Look through the data for the string "What". Copy every line where it is found.

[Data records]
------------------------
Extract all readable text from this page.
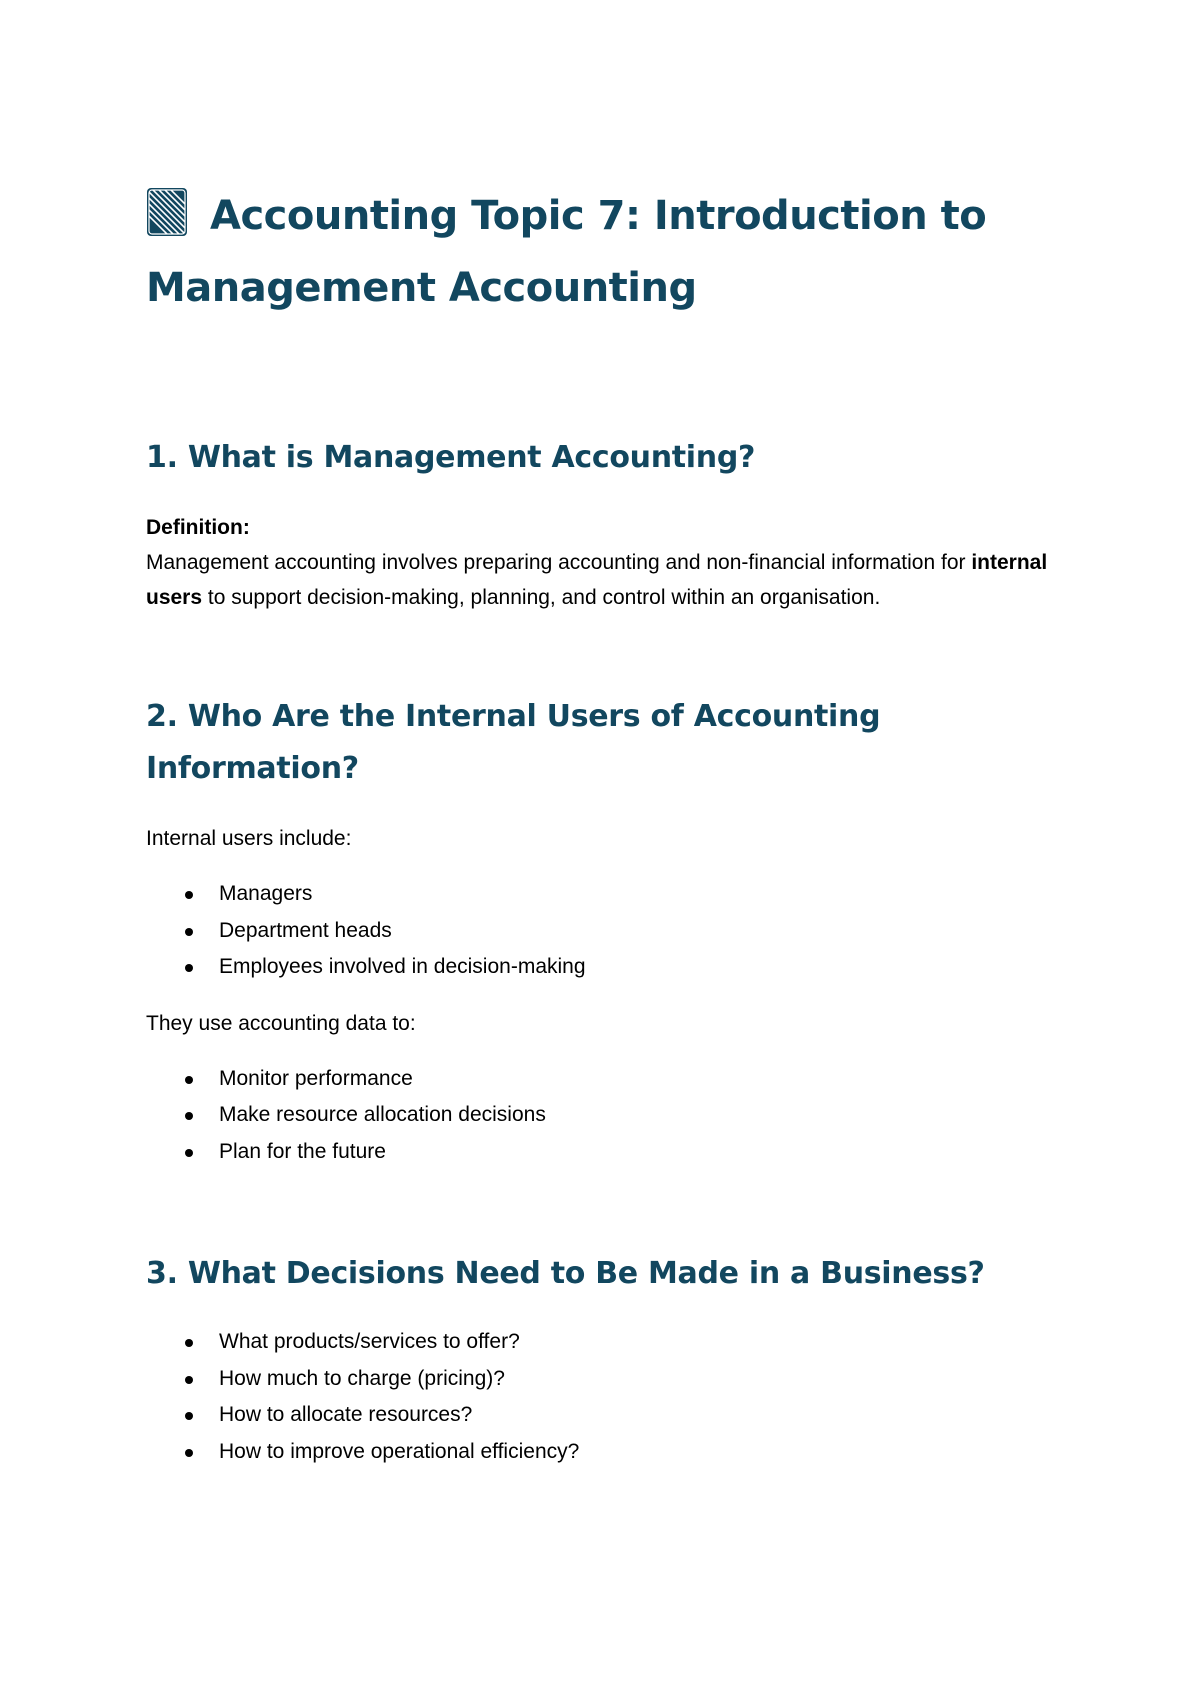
Accounting Topic 7: Introduction to Management Accounting
1. What is Management Accounting?

Definition:

Management accounting involves preparing accounting and non-financial information for internal users to support decision-making, planning, and control within an organisation.

2. Who Are the Internal Users of Accounting Information?

Internal users include:

Managers
Department heads
Employees involved in decision-making

They use accounting data to:

Monitor performance
Make resource allocation decisions
Plan for the future
3. What Decisions Need to Be Made in a Business?
What products/services to offer?
How much to charge (pricing)?
How to allocate resources?
How to improve operational efficiency?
------------------------
→ **Task answer**:
1. What is Management Accounting?
3. What Decisions Need to Be Made in a Business?
What products/services to offer?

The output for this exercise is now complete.